**REQUEST**
Identify the lines that include the word "next", then copy all of them.

━━━━━ ITEMS

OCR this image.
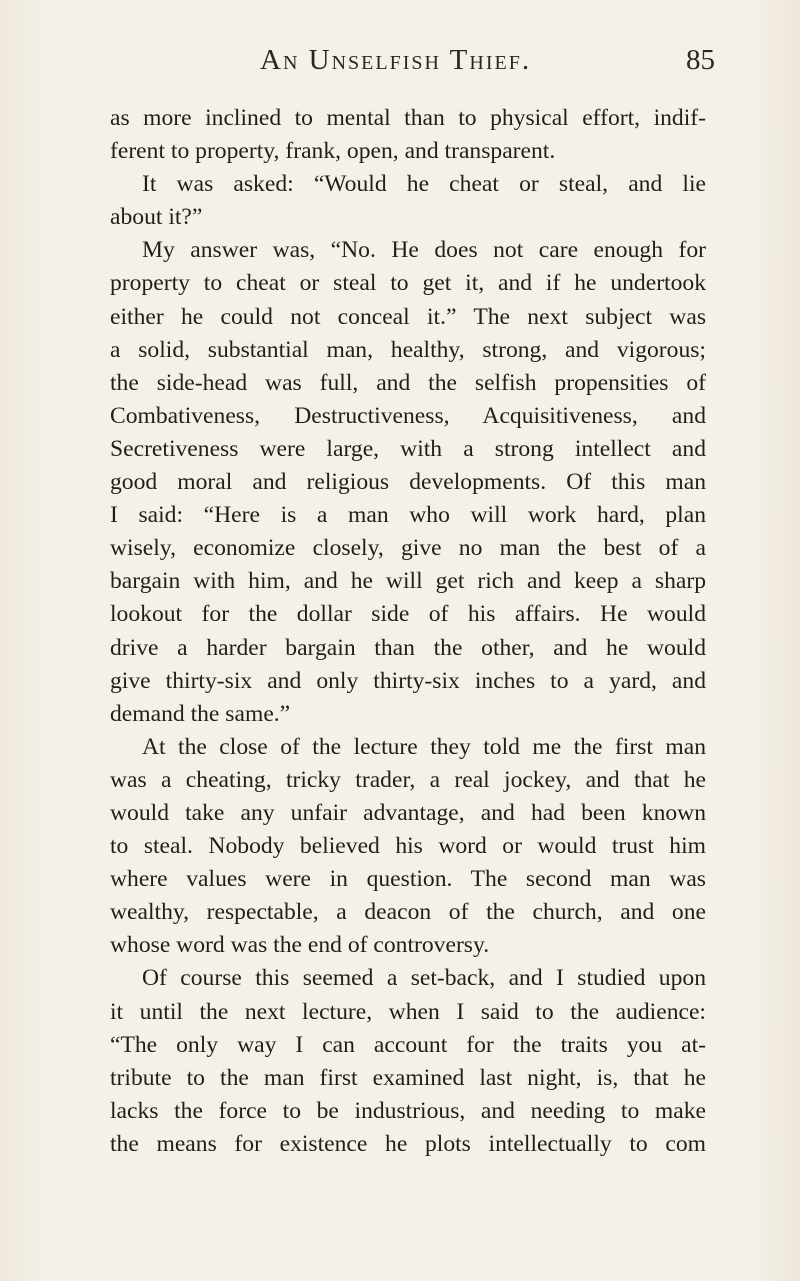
An Unselfish Thief.	85
as more inclined to mental than to physical effort, indif-
ferent to property, frank, open, and transparent.
It was asked: “Would he cheat or steal, and lie
about it?”
My answer was, “No. He does not care enough for
property to cheat or steal to get it, and if he undertook
either he could not conceal it.” The next subject was
a solid, substantial man, healthy, strong, and vigorous;
the side-head was full, and the selfish propensities of
Combativeness, Destructiveness, Acquisitiveness, and
Secretiveness were large, with a strong intellect and
good moral and religious developments. Of this man
I said: “Here is a man who will work hard, plan
wisely, economize closely, give no man the best of a
bargain with him, and he will get rich and keep a sharp
lookout for the dollar side of his affairs. He would
drive a harder bargain than the other, and he would
give thirty-six and only thirty-six inches to a yard, and
demand the same.”
At the close of the lecture they told me the first man
was a cheating, tricky trader, a real jockey, and that he
would take any unfair advantage, and had been known
to steal. Nobody believed his word or would trust him
where values were in question. The second man was
wealthy, respectable, a deacon of the church, and one
whose word was the end of controversy.
Of course this seemed a set-back, and I studied upon
it until the next lecture, when I said to the audience:
“The only way I can account for the traits you at-
tribute to the man first examined last night, is, that he
lacks the force to be industrious, and needing to make
the means for existence he plots intellectually to com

━━━━━━━━━━

**IN RESPONSE**
either he could not conceal it.” The next subject was
it until the next lecture, when I said to the audience:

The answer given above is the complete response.